WORK TO DO: Note how many lines hold "this" and report that number by itself.

Records excerpted from a collection
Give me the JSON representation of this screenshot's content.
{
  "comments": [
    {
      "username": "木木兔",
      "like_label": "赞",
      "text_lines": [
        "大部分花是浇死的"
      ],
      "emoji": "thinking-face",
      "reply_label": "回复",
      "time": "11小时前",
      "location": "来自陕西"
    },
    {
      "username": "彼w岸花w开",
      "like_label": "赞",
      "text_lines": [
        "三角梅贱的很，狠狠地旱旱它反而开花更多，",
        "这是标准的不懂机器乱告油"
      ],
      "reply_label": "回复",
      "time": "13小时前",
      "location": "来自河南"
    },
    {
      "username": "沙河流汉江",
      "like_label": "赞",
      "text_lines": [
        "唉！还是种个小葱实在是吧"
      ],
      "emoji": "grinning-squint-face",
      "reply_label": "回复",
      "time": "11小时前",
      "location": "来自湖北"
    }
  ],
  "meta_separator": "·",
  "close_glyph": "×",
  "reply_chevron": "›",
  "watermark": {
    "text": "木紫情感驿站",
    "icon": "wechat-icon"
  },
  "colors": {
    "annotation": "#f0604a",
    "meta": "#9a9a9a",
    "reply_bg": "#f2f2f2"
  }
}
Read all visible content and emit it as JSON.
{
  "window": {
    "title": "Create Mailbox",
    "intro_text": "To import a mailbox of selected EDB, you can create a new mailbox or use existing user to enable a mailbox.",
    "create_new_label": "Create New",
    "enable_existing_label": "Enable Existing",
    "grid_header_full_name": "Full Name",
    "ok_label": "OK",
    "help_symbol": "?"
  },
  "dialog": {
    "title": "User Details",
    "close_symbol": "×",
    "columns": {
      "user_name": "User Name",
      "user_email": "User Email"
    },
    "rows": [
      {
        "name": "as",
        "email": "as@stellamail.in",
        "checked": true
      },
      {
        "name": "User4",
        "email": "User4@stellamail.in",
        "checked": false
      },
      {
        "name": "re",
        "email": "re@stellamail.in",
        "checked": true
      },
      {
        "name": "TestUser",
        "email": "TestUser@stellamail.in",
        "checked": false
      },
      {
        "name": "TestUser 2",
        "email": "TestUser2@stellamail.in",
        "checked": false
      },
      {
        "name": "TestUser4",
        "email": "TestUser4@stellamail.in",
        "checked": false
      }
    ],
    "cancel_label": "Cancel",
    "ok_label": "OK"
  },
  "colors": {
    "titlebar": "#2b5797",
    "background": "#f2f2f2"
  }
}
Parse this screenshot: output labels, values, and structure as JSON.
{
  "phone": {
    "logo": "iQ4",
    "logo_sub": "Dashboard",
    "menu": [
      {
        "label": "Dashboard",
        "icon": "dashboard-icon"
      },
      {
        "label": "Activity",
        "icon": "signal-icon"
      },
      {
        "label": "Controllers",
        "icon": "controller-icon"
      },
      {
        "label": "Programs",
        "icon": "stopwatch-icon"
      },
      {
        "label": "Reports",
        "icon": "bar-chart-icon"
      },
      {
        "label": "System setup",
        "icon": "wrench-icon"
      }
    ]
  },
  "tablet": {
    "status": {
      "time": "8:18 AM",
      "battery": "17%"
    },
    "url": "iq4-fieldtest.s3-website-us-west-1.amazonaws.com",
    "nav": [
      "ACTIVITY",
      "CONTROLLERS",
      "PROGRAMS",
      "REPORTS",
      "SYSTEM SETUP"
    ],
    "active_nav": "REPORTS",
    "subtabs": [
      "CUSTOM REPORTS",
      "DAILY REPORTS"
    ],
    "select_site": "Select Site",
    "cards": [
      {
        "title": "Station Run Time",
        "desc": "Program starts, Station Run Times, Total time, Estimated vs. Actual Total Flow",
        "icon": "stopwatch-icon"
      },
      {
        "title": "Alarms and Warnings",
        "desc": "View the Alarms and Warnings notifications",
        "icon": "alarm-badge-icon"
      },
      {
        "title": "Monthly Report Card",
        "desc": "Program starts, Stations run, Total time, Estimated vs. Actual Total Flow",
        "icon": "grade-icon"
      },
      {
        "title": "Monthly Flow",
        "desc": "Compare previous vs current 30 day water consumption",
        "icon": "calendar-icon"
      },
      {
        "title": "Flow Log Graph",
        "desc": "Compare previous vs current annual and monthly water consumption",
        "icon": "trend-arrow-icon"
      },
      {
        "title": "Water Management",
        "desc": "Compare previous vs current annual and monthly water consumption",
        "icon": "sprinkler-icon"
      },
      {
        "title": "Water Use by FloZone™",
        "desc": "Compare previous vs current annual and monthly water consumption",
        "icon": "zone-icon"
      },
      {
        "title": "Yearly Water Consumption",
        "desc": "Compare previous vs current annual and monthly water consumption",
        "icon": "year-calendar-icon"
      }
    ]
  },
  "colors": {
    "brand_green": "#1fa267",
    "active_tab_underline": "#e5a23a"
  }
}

TASK SOLUTION: 2